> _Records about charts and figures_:

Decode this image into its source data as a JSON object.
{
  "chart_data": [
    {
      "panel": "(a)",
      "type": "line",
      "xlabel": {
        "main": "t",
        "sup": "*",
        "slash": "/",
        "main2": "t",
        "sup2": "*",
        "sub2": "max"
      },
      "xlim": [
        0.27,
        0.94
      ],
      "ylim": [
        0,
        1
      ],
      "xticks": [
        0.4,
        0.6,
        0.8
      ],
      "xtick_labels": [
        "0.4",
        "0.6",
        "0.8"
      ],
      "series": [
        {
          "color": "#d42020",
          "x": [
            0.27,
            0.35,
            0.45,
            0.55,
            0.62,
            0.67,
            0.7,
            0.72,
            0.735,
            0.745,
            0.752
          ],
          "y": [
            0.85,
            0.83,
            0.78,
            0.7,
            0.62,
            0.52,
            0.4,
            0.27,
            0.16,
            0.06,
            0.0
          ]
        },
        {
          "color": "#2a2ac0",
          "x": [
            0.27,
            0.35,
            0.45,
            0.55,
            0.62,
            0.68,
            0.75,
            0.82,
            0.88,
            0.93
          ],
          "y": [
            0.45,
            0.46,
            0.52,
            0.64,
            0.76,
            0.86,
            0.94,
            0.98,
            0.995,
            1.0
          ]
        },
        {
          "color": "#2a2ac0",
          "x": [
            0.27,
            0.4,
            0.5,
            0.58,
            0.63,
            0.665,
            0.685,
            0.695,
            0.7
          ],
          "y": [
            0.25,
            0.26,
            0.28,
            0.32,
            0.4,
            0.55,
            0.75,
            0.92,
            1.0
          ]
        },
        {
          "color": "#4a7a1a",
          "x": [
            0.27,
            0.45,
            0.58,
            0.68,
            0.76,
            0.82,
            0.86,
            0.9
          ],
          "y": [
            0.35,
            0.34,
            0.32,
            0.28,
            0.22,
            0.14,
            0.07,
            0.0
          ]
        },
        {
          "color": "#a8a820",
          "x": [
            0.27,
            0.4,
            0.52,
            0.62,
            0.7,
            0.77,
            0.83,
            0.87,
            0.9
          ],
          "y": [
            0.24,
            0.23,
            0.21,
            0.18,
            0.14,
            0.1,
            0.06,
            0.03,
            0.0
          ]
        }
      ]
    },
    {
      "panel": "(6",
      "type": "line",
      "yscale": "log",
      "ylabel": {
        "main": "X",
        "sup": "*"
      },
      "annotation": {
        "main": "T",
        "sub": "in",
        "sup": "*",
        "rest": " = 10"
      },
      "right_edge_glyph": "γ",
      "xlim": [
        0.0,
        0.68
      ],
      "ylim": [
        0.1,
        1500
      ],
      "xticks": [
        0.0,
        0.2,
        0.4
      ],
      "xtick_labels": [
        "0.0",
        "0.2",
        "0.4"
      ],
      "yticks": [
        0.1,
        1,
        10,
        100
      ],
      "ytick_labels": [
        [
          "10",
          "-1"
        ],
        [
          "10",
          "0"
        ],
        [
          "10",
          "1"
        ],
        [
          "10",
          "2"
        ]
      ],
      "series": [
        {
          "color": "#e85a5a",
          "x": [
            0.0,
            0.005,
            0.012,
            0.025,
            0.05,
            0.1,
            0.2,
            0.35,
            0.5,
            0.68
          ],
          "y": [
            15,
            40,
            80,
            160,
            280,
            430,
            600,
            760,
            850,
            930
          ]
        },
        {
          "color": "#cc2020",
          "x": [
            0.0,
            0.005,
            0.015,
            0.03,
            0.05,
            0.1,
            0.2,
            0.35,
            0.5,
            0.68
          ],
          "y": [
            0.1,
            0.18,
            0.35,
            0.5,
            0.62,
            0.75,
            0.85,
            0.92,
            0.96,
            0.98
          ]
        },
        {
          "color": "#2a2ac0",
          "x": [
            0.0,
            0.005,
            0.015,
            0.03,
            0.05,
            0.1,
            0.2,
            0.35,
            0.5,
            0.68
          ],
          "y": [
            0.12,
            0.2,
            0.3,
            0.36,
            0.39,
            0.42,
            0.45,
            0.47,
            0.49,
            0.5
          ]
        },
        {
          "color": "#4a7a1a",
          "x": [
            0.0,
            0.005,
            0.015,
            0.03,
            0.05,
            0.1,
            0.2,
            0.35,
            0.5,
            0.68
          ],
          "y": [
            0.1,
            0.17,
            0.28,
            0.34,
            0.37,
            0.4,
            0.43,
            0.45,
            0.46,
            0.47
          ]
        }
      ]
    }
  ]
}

> _Challenge_:
Reproduce each line of the material above precisely.

> _Task answer_:
Decode this image into its source data as a JSON object.
{
  "chart_data": [
    {
      "panel": "(a)",
      "type": "line",
      "xlabel": {
        "main": "t",
        "sup": "*",
        "slash": "/",
        "main2": "t",
        "sup2": "*",
        "sub2": "max"
      },
      "xlim": [
        0.27,
        0.94
      ],
      "ylim": [
        0,
        1
      ],
      "xticks": [
        0.4,
        0.6,
        0.8
      ],
      "xtick_labels": [
        "0.4",
        "0.6",
        "0.8"
      ],
      "series": [
        {
          "color": "#d42020",
          "x": [
            0.27,
            0.35,
            0.45,
            0.55,
            0.62,
            0.67,
            0.7,
            0.72,
            0.735,
            0.745,
            0.752
          ],
          "y": [
            0.85,
            0.83,
            0.78,
            0.7,
            0.62,
            0.52,
            0.4,
            0.27,
            0.16,
            0.06,
            0.0
          ]
        },
        {
          "color": "#2a2ac0",
          "x": [
            0.27,
            0.35,
            0.45,
            0.55,
            0.62,
            0.68,
            0.75,
            0.82,
            0.88,
            0.93
          ],
          "y": [
            0.45,
            0.46,
            0.52,
            0.64,
            0.76,
            0.86,
            0.94,
            0.98,
            0.995,
            1.0
          ]
        },
        {
          "color": "#2a2ac0",
          "x": [
            0.27,
            0.4,
            0.5,
            0.58,
            0.63,
            0.665,
            0.685,
            0.695,
            0.7
          ],
          "y": [
            0.25,
            0.26,
            0.28,
            0.32,
            0.4,
            0.55,
            0.75,
            0.92,
            1.0
          ]
        },
        {
          "color": "#4a7a1a",
          "x": [
            0.27,
            0.45,
            0.58,
            0.68,
            0.76,
            0.82,
            0.86,
            0.9
          ],
          "y": [
            0.35,
            0.34,
            0.32,
            0.28,
            0.22,
            0.14,
            0.07,
            0.0
          ]
        },
        {
          "color": "#a8a820",
          "x": [
            0.27,
            0.4,
            0.52,
            0.62,
            0.7,
            0.77,
            0.83,
            0.87,
            0.9
          ],
          "y": [
            0.24,
            0.23,
            0.21,
            0.18,
            0.14,
            0.1,
            0.06,
            0.03,
            0.0
          ]
        }
      ]
    },
    {
      "panel": "(6",
      "type": "line",
      "yscale": "log",
      "ylabel": {
        "main": "X",
        "sup": "*"
      },
      "annotation": {
        "main": "T",
        "sub": "in",
        "sup": "*",
        "rest": " = 10"
      },
      "right_edge_glyph": "γ",
      "xlim": [
        0.0,
        0.68
      ],
      "ylim": [
        0.1,
        1500
      ],
      "xticks": [
        0.0,
        0.2,
        0.4
      ],
      "xtick_labels": [
        "0.0",
        "0.2",
        "0.4"
      ],
      "yticks": [
        0.1,
        1,
        10,
        100
      ],
      "ytick_labels": [
        [
          "10",
          "-1"
        ],
        [
          "10",
          "0"
        ],
        [
          "10",
          "1"
        ],
        [
          "10",
          "2"
        ]
      ],
      "series": [
        {
          "color": "#e85a5a",
          "x": [
            0.0,
            0.005,
            0.012,
            0.025,
            0.05,
            0.1,
            0.2,
            0.35,
            0.5,
            0.68
          ],
          "y": [
            15,
            40,
            80,
            160,
            280,
            430,
            600,
            760,
            850,
            930
          ]
        },
        {
          "color": "#cc2020",
          "x": [
            0.0,
            0.005,
            0.015,
            0.03,
            0.05,
            0.1,
            0.2,
            0.35,
            0.5,
            0.68
          ],
          "y": [
            0.1,
            0.18,
            0.35,
            0.5,
            0.62,
            0.75,
            0.85,
            0.92,
            0.96,
            0.98
          ]
        },
        {
          "color": "#2a2ac0",
          "x": [
            0.0,
            0.005,
            0.015,
            0.03,
            0.05,
            0.1,
            0.2,
            0.35,
            0.5,
            0.68
          ],
          "y": [
            0.12,
            0.2,
            0.3,
            0.36,
            0.39,
            0.42,
            0.45,
            0.47,
            0.49,
            0.5
          ]
        },
        {
          "color": "#4a7a1a",
          "x": [
            0.0,
            0.005,
            0.015,
            0.03,
            0.05,
            0.1,
            0.2,
            0.35,
            0.5,
            0.68
          ],
          "y": [
            0.1,
            0.17,
            0.28,
            0.34,
            0.37,
            0.4,
            0.43,
            0.45,
            0.46,
            0.47
          ]
        }
      ]
    }
  ]
}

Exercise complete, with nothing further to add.